*Dataset rows*:
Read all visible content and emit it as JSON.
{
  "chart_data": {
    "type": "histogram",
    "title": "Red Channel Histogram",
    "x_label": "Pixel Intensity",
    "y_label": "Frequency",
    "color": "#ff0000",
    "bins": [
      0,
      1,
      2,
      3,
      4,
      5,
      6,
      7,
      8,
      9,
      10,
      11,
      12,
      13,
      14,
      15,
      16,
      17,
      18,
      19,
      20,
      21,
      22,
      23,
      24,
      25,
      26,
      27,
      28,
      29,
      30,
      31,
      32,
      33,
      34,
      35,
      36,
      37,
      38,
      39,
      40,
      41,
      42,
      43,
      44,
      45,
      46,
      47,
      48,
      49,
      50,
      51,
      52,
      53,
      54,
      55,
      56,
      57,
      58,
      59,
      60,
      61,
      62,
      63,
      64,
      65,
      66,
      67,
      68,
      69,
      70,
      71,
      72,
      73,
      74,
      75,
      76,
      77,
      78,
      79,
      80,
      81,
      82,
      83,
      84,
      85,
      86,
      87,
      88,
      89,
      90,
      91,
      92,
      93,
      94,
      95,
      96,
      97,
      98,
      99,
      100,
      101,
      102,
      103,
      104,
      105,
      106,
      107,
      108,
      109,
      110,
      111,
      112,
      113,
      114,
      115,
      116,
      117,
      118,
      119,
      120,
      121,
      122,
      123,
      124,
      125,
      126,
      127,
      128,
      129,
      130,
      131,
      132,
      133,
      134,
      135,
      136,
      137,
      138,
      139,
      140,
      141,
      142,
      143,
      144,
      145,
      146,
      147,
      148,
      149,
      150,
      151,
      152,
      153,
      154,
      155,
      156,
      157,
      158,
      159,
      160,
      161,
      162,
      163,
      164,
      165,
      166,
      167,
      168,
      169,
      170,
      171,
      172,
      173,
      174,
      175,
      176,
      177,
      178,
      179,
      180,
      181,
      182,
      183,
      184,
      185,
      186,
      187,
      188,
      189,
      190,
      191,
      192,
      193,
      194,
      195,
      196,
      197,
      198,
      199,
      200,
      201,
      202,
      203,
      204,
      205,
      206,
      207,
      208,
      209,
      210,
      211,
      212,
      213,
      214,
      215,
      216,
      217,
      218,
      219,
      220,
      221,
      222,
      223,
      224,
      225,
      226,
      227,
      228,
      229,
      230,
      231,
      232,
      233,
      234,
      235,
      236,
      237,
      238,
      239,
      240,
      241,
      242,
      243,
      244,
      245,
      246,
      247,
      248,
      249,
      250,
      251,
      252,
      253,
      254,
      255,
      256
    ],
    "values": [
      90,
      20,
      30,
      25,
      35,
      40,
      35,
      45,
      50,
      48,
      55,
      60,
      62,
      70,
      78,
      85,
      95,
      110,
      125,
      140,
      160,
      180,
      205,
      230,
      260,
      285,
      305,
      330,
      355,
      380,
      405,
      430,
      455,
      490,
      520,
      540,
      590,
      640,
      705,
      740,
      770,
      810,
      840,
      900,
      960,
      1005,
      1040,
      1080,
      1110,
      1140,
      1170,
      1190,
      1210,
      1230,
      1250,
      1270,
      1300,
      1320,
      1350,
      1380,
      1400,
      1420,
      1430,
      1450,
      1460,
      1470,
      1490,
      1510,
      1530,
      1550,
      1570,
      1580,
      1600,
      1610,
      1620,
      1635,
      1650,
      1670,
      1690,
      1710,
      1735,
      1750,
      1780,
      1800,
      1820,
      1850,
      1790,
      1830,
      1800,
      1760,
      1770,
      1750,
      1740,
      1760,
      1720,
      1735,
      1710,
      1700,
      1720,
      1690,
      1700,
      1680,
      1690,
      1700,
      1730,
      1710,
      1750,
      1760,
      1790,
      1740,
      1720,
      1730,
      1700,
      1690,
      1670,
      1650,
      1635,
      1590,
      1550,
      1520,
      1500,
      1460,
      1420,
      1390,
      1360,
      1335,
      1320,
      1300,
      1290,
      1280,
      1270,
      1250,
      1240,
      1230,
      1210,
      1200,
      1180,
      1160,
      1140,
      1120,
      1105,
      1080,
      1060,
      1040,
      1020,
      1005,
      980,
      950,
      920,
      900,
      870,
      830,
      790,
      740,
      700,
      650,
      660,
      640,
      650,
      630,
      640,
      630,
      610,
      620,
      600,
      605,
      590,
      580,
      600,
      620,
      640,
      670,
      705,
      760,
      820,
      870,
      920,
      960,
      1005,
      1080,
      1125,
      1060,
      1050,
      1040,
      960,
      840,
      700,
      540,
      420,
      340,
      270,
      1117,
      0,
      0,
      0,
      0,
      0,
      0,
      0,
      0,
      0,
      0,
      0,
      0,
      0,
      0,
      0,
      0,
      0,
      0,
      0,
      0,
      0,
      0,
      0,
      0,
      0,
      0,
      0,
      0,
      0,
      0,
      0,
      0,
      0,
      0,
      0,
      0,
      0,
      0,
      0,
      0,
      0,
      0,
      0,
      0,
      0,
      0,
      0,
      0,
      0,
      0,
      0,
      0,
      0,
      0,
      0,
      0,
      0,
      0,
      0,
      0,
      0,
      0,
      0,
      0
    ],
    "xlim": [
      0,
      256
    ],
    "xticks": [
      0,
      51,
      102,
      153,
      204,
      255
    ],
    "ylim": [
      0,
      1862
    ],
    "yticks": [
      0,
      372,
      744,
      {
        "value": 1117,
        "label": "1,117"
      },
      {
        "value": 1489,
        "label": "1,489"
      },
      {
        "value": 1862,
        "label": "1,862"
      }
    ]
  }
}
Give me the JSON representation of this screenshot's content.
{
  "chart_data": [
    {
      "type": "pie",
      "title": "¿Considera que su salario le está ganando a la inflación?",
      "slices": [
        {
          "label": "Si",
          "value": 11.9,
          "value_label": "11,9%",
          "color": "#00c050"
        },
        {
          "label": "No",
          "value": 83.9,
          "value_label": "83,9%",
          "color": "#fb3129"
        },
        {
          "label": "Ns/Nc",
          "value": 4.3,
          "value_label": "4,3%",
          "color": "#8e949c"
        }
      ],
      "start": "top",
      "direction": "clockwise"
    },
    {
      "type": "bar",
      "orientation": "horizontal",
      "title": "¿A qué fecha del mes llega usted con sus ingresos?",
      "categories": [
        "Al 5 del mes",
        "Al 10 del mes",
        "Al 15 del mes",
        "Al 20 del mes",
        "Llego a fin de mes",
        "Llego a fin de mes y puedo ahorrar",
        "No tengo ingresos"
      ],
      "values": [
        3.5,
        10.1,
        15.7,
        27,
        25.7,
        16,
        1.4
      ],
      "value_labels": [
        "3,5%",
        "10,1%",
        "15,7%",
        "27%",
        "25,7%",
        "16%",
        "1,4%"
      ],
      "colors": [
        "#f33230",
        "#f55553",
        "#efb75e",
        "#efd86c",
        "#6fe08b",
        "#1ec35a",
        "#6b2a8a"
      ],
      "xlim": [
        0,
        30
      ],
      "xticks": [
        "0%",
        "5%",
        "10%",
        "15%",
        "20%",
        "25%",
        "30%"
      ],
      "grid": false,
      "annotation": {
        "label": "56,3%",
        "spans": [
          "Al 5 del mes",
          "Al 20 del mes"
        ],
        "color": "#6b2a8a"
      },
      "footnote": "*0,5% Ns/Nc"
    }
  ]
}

*WHAT YOU WILL DO*:
Extract all of the data above without altering anything.

*RESPONSE FOR THIS EXERCISE*:
Read all visible content and emit it as JSON.
{
  "chart_data": {
    "type": "histogram",
    "title": "Red Channel Histogram",
    "x_label": "Pixel Intensity",
    "y_label": "Frequency",
    "color": "#ff0000",
    "bins": [
      0,
      1,
      2,
      3,
      4,
      5,
      6,
      7,
      8,
      9,
      10,
      11,
      12,
      13,
      14,
      15,
      16,
      17,
      18,
      19,
      20,
      21,
      22,
      23,
      24,
      25,
      26,
      27,
      28,
      29,
      30,
      31,
      32,
      33,
      34,
      35,
      36,
      37,
      38,
      39,
      40,
      41,
      42,
      43,
      44,
      45,
      46,
      47,
      48,
      49,
      50,
      51,
      52,
      53,
      54,
      55,
      56,
      57,
      58,
      59,
      60,
      61,
      62,
      63,
      64,
      65,
      66,
      67,
      68,
      69,
      70,
      71,
      72,
      73,
      74,
      75,
      76,
      77,
      78,
      79,
      80,
      81,
      82,
      83,
      84,
      85,
      86,
      87,
      88,
      89,
      90,
      91,
      92,
      93,
      94,
      95,
      96,
      97,
      98,
      99,
      100,
      101,
      102,
      103,
      104,
      105,
      106,
      107,
      108,
      109,
      110,
      111,
      112,
      113,
      114,
      115,
      116,
      117,
      118,
      119,
      120,
      121,
      122,
      123,
      124,
      125,
      126,
      127,
      128,
      129,
      130,
      131,
      132,
      133,
      134,
      135,
      136,
      137,
      138,
      139,
      140,
      141,
      142,
      143,
      144,
      145,
      146,
      147,
      148,
      149,
      150,
      151,
      152,
      153,
      154,
      155,
      156,
      157,
      158,
      159,
      160,
      161,
      162,
      163,
      164,
      165,
      166,
      167,
      168,
      169,
      170,
      171,
      172,
      173,
      174,
      175,
      176,
      177,
      178,
      179,
      180,
      181,
      182,
      183,
      184,
      185,
      186,
      187,
      188,
      189,
      190,
      191,
      192,
      193,
      194,
      195,
      196,
      197,
      198,
      199,
      200,
      201,
      202,
      203,
      204,
      205,
      206,
      207,
      208,
      209,
      210,
      211,
      212,
      213,
      214,
      215,
      216,
      217,
      218,
      219,
      220,
      221,
      222,
      223,
      224,
      225,
      226,
      227,
      228,
      229,
      230,
      231,
      232,
      233,
      234,
      235,
      236,
      237,
      238,
      239,
      240,
      241,
      242,
      243,
      244,
      245,
      246,
      247,
      248,
      249,
      250,
      251,
      252,
      253,
      254,
      255,
      256
    ],
    "values": [
      90,
      20,
      30,
      25,
      35,
      40,
      35,
      45,
      50,
      48,
      55,
      60,
      62,
      70,
      78,
      85,
      95,
      110,
      125,
      140,
      160,
      180,
      205,
      230,
      260,
      285,
      305,
      330,
      355,
      380,
      405,
      430,
      455,
      490,
      520,
      540,
      590,
      640,
      705,
      740,
      770,
      810,
      840,
      900,
      960,
      1005,
      1040,
      1080,
      1110,
      1140,
      1170,
      1190,
      1210,
      1230,
      1250,
      1270,
      1300,
      1320,
      1350,
      1380,
      1400,
      1420,
      1430,
      1450,
      1460,
      1470,
      1490,
      1510,
      1530,
      1550,
      1570,
      1580,
      1600,
      1610,
      1620,
      1635,
      1650,
      1670,
      1690,
      1710,
      1735,
      1750,
      1780,
      1800,
      1820,
      1850,
      1790,
      1830,
      1800,
      1760,
      1770,
      1750,
      1740,
      1760,
      1720,
      1735,
      1710,
      1700,
      1720,
      1690,
      1700,
      1680,
      1690,
      1700,
      1730,
      1710,
      1750,
      1760,
      1790,
      1740,
      1720,
      1730,
      1700,
      1690,
      1670,
      1650,
      1635,
      1590,
      1550,
      1520,
      1500,
      1460,
      1420,
      1390,
      1360,
      1335,
      1320,
      1300,
      1290,
      1280,
      1270,
      1250,
      1240,
      1230,
      1210,
      1200,
      1180,
      1160,
      1140,
      1120,
      1105,
      1080,
      1060,
      1040,
      1020,
      1005,
      980,
      950,
      920,
      900,
      870,
      830,
      790,
      740,
      700,
      650,
      660,
      640,
      650,
      630,
      640,
      630,
      610,
      620,
      600,
      605,
      590,
      580,
      600,
      620,
      640,
      670,
      705,
      760,
      820,
      870,
      920,
      960,
      1005,
      1080,
      1125,
      1060,
      1050,
      1040,
      960,
      840,
      700,
      540,
      420,
      340,
      270,
      1117,
      0,
      0,
      0,
      0,
      0,
      0,
      0,
      0,
      0,
      0,
      0,
      0,
      0,
      0,
      0,
      0,
      0,
      0,
      0,
      0,
      0,
      0,
      0,
      0,
      0,
      0,
      0,
      0,
      0,
      0,
      0,
      0,
      0,
      0,
      0,
      0,
      0,
      0,
      0,
      0,
      0,
      0,
      0,
      0,
      0,
      0,
      0,
      0,
      0,
      0,
      0,
      0,
      0,
      0,
      0,
      0,
      0,
      0,
      0,
      0,
      0,
      0,
      0,
      0
    ],
    "xlim": [
      0,
      256
    ],
    "xticks": [
      0,
      51,
      102,
      153,
      204,
      255
    ],
    "ylim": [
      0,
      1862
    ],
    "yticks": [
      0,
      372,
      744,
      {
        "value": 1117,
        "label": "1,117"
      },
      {
        "value": 1489,
        "label": "1,489"
      },
      {
        "value": 1862,
        "label": "1,862"
      }
    ]
  }
}
Give me the JSON representation of this screenshot's content.
{
  "chart_data": [
    {
      "type": "pie",
      "title": "¿Considera que su salario le está ganando a la inflación?",
      "slices": [
        {
          "label": "Si",
          "value": 11.9,
          "value_label": "11,9%",
          "color": "#00c050"
        },
        {
          "label": "No",
          "value": 83.9,
          "value_label": "83,9%",
          "color": "#fb3129"
        },
        {
          "label": "Ns/Nc",
          "value": 4.3,
          "value_label": "4,3%",
          "color": "#8e949c"
        }
      ],
      "start": "top",
      "direction": "clockwise"
    },
    {
      "type": "bar",
      "orientation": "horizontal",
      "title": "¿A qué fecha del mes llega usted con sus ingresos?",
      "categories": [
        "Al 5 del mes",
        "Al 10 del mes",
        "Al 15 del mes",
        "Al 20 del mes",
        "Llego a fin de mes",
        "Llego a fin de mes y puedo ahorrar",
        "No tengo ingresos"
      ],
      "values": [
        3.5,
        10.1,
        15.7,
        27,
        25.7,
        16,
        1.4
      ],
      "value_labels": [
        "3,5%",
        "10,1%",
        "15,7%",
        "27%",
        "25,7%",
        "16%",
        "1,4%"
      ],
      "colors": [
        "#f33230",
        "#f55553",
        "#efb75e",
        "#efd86c",
        "#6fe08b",
        "#1ec35a",
        "#6b2a8a"
      ],
      "xlim": [
        0,
        30
      ],
      "xticks": [
        "0%",
        "5%",
        "10%",
        "15%",
        "20%",
        "25%",
        "30%"
      ],
      "grid": false,
      "annotation": {
        "label": "56,3%",
        "spans": [
          "Al 5 del mes",
          "Al 20 del mes"
        ],
        "color": "#6b2a8a"
      },
      "footnote": "*0,5% Ns/Nc"
    }
  ]
}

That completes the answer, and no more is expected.